TASK:
In the material below, find how many lines contain the string "участка". Write only that number.

INFORMATION SUPPLIED:

================

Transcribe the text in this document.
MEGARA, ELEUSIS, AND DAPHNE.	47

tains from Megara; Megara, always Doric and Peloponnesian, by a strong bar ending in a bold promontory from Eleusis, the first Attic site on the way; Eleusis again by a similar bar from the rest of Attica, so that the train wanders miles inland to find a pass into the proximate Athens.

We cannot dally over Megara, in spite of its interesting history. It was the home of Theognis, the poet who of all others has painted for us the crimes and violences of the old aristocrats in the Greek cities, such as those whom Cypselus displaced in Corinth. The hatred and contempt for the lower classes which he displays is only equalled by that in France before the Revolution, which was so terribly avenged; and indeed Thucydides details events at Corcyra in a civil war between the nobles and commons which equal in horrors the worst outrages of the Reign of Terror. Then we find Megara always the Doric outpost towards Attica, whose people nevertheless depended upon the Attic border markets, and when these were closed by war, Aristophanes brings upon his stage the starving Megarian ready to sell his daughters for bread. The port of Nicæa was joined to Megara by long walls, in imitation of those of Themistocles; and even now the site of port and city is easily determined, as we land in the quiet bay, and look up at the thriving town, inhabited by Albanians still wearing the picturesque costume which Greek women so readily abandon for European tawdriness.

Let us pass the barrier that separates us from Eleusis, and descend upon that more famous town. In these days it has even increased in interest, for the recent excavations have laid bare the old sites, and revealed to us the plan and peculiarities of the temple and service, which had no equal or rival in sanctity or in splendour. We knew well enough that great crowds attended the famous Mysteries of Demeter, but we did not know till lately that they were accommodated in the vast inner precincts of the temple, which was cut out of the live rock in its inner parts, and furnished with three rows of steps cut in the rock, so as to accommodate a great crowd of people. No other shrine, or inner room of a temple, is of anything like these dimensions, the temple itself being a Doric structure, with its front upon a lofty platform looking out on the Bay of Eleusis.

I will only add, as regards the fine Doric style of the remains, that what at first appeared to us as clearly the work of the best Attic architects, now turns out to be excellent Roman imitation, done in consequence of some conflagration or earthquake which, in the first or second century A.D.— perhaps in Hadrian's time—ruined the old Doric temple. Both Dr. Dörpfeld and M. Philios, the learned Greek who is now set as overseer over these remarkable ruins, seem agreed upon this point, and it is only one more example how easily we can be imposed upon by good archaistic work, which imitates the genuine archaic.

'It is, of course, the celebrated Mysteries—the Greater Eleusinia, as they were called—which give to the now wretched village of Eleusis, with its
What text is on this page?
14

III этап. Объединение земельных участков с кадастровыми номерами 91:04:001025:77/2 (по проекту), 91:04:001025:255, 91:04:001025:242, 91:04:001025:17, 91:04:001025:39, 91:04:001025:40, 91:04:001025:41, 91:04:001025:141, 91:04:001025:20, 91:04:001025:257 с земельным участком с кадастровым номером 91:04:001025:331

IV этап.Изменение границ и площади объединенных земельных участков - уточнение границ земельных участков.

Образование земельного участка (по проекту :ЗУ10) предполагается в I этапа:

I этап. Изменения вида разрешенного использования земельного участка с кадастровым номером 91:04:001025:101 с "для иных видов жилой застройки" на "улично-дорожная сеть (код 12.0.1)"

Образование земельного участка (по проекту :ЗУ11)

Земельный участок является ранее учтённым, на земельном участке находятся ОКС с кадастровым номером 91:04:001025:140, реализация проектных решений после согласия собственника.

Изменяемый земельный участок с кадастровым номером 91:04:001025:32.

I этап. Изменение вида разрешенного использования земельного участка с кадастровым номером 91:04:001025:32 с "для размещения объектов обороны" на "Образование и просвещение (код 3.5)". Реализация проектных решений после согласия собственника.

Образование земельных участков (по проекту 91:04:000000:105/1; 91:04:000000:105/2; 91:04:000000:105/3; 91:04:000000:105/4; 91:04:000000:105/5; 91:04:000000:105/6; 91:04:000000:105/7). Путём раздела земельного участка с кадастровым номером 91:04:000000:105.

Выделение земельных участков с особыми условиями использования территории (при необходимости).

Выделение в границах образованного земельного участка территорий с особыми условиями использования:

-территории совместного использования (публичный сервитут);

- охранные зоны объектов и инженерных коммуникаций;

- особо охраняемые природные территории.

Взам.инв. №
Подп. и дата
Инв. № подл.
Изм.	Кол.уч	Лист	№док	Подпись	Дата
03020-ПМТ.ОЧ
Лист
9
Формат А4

================

EXPECTED ANSWER:
6